### What is required:
Omit the pictures and extract only the lines from the line containing "Convert this screenshot" to the end of the material, each exactly as written.

### Entries shown:
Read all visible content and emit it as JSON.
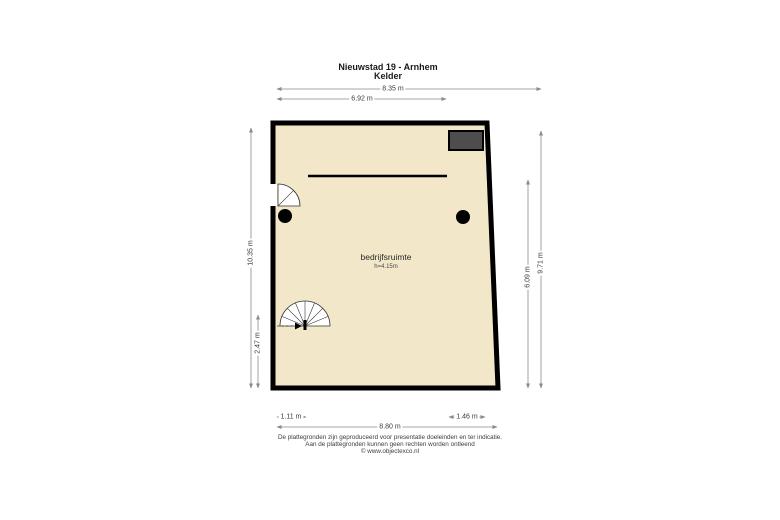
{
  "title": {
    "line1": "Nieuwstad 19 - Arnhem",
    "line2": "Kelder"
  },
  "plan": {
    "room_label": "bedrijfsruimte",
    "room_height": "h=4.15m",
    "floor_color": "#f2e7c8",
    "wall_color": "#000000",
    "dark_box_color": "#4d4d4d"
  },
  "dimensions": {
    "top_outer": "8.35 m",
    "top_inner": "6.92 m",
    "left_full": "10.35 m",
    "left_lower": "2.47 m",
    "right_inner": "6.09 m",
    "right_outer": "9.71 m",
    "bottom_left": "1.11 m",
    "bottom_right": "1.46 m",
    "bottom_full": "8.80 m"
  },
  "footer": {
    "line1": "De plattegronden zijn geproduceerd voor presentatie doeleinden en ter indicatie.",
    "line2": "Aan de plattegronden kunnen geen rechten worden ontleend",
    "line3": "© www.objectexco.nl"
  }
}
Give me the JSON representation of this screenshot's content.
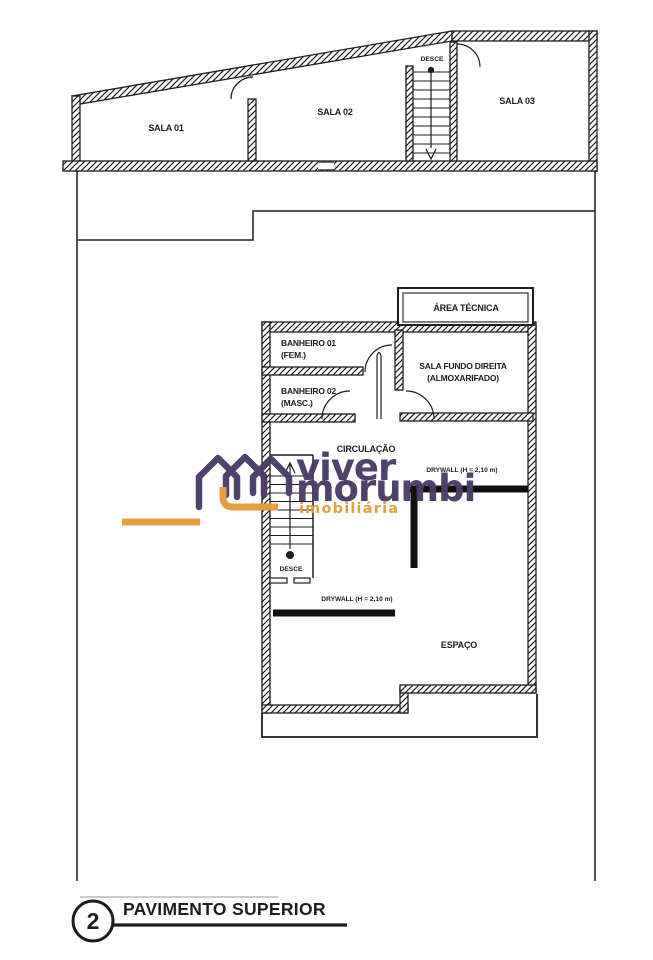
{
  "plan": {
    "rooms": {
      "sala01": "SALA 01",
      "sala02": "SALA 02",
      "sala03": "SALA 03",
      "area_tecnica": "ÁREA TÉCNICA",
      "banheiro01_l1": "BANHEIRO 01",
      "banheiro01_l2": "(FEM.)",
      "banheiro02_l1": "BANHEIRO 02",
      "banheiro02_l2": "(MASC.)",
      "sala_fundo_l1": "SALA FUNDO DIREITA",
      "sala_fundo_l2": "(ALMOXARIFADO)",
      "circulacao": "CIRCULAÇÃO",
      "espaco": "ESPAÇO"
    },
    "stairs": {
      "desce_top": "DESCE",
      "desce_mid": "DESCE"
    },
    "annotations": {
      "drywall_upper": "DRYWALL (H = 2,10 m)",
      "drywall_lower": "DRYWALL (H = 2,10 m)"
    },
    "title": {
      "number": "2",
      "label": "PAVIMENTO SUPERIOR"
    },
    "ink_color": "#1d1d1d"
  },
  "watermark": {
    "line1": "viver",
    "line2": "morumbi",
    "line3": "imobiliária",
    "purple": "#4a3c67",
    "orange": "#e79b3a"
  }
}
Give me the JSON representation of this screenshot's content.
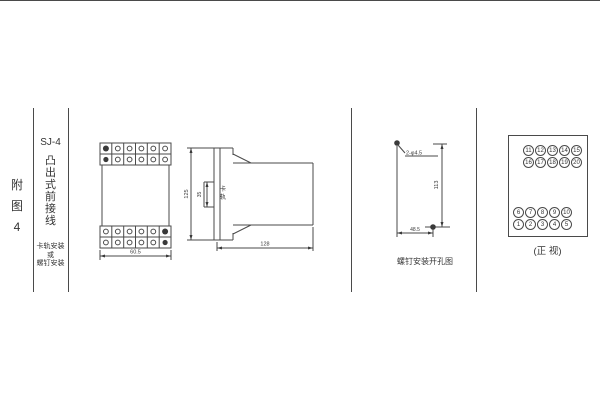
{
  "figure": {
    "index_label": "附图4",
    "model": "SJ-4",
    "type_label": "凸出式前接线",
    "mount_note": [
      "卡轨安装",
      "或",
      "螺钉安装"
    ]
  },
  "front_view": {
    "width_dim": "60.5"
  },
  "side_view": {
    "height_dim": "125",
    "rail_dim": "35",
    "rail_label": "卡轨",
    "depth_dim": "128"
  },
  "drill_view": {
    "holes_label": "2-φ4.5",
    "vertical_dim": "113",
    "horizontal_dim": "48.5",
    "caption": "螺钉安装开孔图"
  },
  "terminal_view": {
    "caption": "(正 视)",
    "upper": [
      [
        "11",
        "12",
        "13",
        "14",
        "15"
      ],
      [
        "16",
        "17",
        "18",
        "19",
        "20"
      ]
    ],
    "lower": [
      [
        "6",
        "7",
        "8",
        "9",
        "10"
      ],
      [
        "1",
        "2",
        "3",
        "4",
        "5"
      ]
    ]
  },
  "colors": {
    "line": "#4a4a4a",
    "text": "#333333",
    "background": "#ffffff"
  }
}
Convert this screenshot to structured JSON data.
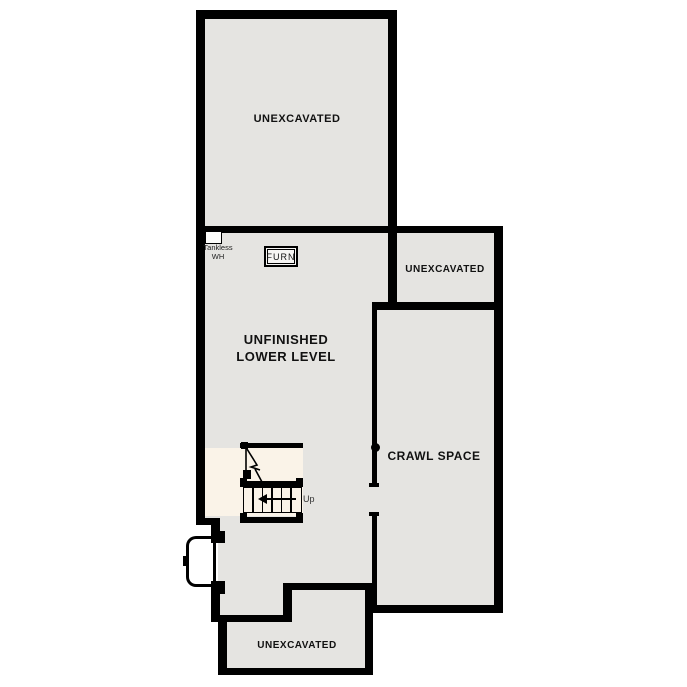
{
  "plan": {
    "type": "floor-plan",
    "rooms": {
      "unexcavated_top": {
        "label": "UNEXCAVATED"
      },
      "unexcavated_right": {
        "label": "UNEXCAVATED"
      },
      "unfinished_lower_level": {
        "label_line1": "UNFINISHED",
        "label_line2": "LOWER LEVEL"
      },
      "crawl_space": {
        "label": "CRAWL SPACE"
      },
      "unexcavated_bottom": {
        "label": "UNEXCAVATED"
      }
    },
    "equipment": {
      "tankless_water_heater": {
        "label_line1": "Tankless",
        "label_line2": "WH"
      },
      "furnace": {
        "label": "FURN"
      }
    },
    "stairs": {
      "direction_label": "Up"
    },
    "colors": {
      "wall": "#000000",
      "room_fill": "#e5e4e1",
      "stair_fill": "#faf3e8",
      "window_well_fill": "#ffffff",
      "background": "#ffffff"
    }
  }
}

### Task output:
Convert this screenshot to structured JSON data.
{
  "plan": {
    "type": "floor-plan",
    "rooms": {
      "unexcavated_top": {
        "label": "UNEXCAVATED"
      },
      "unexcavated_right": {
        "label": "UNEXCAVATED"
      },
      "unfinished_lower_level": {
        "label_line1": "UNFINISHED",
        "label_line2": "LOWER LEVEL"
      },
      "crawl_space": {
        "label": "CRAWL SPACE"
      },
      "unexcavated_bottom": {
        "label": "UNEXCAVATED"
      }
    },
    "equipment": {
      "tankless_water_heater": {
        "label_line1": "Tankless",
        "label_line2": "WH"
      },
      "furnace": {
        "label": "FURN"
      }
    },
    "stairs": {
      "direction_label": "Up"
    },
    "colors": {
      "wall": "#000000",
      "room_fill": "#e5e4e1",
      "stair_fill": "#faf3e8",
      "window_well_fill": "#ffffff",
      "background": "#ffffff"
    }
  }
}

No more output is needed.